◆ Given text ◆
= = = =

Tuesday, October 25, 2016

On the short term activist shaking the ARIS tree

It is an interesting observation that when one types the word "SEVEN" into google search function, it autofills "Seven Deadly Sins" a reflection I suppose on the frequency with which the people check for behavioral affirmations.

In a way, the stock market has a similar effect. Every tick in the market can be a behavioral affirmation of one kind or another that can heighten the tension between greed and charity, or diligence and sloth.

I write here however, of the tension between "wrath" (less formally known as "impatience") and its more virtuous partner "patience". I find the latter to be a stellar principle for sound investing but it can be so difficult in practice that even those who speak of "long-term value-oriented investments" find it hard to back up with actions.

This all comes to mind because of the impatience recently expressed by the investor filing a DFAN14A with the SEC on ARI Network Services (ARIS), indicating a desire to solicit the sale of the company, an action that strikes me less as the endeavor of an activist than an expression of impatience and idiocy.

What we know about ARIS need not be rehashed because I've written about it elsewhere, but I'll summarize in three bullets:
  • It is an $85M market cap company whose CEO Roy Oliver, since taking the reins in 2008, has grown shareholder equity 33% CAGR. 
  • In stewardship with his capable CFO Bill Nurthen, who joined the company in 2013, Oliver now runs a cash flow generating business that has reinvested in high return acquisitions, an attribute of a "compounding" company
  • By increasing the availability of and access to debt, the company should be able to continue to fund what has hitherto been a successful acquisition strategy into the future.
In my ~15 years in institutional finance, I've rarely seen such strong capabilities in companies above $10B market cap and here I am a shareholder of one that is still below $100M, and with a potentially long runway of growth ahead.

Taken all in, I believe the C-suite team is unusually strong and capable for a company so small (though they are not perfect). 

Yet, were the company to sell, we would lose our ownership rights to the company just as the going-got-good and we would lose the benefits of investing in a C-suite team that has performed so admirably. To break up the band, so to speak, seems premature; to nip such success in the bud seems stupid. 

Obviously, once a company has gone public it is in principle already sold; shareholders are the owners and the executives are the managers.

This missive is therefore addressed to my fellow owners who like me can see the long road ahead under present management, who don't want to pay taxes on their growth in capital to date and who know how hard it is to find well run companies that can compound growth over time, for what are well run companies but good mgmt teams allocating capital - labor, time and financial - wisely?

= = = =

Write out everything in the post on ARIS from "In a way, the" down to "diligence and sloth.". The lines that follow are separate material and have no connection to the post.

◆ Information provided ◆
= = = =

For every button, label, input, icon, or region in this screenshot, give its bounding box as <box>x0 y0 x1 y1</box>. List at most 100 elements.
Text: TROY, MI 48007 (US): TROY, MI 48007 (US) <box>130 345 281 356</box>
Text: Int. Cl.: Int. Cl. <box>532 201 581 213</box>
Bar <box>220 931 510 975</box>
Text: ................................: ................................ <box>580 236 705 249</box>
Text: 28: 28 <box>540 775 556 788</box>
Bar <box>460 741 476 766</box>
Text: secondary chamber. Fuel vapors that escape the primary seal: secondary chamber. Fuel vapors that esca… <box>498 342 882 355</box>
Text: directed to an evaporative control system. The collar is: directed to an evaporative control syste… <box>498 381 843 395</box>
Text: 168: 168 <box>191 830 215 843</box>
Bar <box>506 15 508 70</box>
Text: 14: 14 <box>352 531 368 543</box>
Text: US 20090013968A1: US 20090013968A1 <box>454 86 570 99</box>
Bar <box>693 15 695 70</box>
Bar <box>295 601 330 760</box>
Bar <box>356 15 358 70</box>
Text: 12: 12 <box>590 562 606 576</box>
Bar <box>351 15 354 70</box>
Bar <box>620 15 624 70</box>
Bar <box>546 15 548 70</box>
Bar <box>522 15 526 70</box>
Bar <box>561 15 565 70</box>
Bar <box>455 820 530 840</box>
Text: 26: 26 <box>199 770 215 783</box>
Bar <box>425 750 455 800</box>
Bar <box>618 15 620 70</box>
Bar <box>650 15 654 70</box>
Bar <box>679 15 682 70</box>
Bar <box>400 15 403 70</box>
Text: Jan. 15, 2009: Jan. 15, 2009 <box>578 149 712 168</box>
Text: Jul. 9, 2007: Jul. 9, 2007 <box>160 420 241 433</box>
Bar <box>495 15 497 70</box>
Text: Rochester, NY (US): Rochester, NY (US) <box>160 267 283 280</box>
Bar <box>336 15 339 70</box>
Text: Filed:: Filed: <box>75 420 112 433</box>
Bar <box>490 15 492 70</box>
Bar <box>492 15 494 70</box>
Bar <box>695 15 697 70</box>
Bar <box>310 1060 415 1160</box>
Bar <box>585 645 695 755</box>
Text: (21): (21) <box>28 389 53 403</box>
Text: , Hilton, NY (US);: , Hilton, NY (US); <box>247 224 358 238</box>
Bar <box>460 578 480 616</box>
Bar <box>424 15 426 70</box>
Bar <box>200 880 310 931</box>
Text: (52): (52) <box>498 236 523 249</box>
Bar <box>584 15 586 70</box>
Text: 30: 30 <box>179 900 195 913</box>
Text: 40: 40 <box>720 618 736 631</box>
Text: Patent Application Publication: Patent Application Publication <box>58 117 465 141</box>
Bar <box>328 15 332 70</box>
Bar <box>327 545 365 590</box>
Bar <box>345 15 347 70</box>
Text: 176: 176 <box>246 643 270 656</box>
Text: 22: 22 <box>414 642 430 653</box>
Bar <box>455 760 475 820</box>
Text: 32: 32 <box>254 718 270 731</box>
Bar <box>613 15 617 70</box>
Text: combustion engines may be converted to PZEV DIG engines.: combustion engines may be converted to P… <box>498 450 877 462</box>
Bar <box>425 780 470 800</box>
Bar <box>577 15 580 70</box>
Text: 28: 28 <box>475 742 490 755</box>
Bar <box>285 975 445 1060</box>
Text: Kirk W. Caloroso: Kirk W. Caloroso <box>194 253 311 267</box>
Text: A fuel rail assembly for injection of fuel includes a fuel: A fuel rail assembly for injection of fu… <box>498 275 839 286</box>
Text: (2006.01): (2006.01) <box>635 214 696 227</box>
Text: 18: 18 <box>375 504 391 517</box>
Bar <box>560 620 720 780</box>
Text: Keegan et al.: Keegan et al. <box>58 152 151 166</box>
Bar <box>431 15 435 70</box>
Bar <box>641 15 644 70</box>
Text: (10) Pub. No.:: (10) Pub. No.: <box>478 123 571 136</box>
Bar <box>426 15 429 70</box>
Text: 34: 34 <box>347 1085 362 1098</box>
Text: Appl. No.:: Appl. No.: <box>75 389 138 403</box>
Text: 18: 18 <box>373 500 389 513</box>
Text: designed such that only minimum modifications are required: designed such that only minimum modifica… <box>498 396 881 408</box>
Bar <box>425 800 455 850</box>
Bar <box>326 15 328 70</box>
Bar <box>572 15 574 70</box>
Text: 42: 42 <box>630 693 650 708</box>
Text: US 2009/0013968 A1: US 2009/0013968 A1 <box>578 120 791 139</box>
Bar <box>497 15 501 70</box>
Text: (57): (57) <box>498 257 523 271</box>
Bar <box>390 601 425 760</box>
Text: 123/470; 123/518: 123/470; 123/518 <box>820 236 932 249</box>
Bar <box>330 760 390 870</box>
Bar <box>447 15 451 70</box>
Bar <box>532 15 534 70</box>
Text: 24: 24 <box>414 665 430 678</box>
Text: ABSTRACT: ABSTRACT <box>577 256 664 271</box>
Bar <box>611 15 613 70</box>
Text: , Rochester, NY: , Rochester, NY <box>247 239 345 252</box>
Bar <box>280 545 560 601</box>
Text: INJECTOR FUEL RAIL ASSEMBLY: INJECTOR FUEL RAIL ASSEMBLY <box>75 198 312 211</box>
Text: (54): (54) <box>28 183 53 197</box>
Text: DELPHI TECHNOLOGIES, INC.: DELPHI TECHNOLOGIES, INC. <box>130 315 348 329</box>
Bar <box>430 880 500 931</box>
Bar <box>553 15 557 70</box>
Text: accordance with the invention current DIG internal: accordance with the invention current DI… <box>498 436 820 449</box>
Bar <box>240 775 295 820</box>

= = = =

◆ Full answer ◆
In a way, the stock market has a similar effect. Every tick in the market can be a behavioral affirmation of one kind or another that can heighten the tension between greed and charity, or diligence and sloth.